▶ [Set problem]
Look through the material below for "essa". Copy every line that contains it.

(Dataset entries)
↓

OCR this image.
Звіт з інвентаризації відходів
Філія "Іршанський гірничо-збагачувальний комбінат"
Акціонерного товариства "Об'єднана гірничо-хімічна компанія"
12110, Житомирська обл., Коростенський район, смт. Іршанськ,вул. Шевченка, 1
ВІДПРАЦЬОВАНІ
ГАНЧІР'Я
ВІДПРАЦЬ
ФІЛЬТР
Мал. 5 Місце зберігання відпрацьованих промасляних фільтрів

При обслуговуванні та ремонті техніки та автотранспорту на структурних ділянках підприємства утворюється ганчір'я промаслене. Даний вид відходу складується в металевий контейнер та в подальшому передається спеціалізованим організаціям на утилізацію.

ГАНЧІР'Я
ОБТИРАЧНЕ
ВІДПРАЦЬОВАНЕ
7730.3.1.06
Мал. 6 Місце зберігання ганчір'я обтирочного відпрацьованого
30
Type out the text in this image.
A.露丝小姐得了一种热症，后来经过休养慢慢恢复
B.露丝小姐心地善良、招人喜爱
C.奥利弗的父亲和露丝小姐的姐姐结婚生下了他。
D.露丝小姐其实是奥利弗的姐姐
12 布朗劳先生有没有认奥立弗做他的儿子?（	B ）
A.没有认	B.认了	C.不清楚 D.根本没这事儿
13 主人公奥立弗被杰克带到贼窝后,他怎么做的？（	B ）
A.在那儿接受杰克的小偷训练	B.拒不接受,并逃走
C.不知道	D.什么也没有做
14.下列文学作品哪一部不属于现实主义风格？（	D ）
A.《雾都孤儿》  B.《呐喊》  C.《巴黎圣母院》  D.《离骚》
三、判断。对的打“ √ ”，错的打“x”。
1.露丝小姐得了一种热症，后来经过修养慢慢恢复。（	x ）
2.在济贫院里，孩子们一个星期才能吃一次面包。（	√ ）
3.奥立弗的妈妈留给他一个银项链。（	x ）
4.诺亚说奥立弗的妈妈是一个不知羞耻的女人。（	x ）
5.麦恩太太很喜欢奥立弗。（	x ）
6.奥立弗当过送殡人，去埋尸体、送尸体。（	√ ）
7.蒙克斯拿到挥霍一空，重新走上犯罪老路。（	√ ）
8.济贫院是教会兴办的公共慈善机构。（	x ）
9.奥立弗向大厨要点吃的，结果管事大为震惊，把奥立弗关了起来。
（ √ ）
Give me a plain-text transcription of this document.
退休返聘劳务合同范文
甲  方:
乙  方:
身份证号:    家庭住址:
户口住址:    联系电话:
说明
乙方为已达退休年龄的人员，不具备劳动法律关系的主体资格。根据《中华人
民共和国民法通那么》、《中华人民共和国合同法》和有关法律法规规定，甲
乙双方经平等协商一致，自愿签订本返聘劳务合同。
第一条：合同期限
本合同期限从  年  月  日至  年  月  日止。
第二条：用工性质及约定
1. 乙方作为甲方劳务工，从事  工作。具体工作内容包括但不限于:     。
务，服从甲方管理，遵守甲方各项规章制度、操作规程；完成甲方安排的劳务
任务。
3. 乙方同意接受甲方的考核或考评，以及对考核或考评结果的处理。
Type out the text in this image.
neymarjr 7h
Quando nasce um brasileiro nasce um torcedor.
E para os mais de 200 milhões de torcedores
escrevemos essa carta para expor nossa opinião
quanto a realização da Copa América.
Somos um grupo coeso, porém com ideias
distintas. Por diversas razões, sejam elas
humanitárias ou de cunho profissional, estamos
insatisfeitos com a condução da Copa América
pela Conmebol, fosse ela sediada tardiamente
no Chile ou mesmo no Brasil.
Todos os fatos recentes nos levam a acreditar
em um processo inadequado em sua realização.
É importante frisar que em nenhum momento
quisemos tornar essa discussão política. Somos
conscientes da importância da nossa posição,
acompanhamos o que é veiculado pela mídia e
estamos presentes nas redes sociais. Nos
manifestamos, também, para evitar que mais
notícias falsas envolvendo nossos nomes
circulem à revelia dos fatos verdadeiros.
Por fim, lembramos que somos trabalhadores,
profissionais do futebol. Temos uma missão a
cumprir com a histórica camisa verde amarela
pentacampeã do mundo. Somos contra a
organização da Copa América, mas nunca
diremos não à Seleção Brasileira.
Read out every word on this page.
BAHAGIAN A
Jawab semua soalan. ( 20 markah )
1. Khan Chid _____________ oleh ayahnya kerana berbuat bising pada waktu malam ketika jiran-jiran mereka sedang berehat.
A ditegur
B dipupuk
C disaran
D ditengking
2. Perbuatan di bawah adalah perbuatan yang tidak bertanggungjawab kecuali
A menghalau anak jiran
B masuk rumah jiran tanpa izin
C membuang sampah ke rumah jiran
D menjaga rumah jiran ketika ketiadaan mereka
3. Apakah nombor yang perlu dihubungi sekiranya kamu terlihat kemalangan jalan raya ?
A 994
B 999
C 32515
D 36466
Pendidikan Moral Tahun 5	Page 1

↑

▶ [Exercise response]
escrevemos essa carta para expor nossa opinião
quisemos tornar essa discussão política. Somos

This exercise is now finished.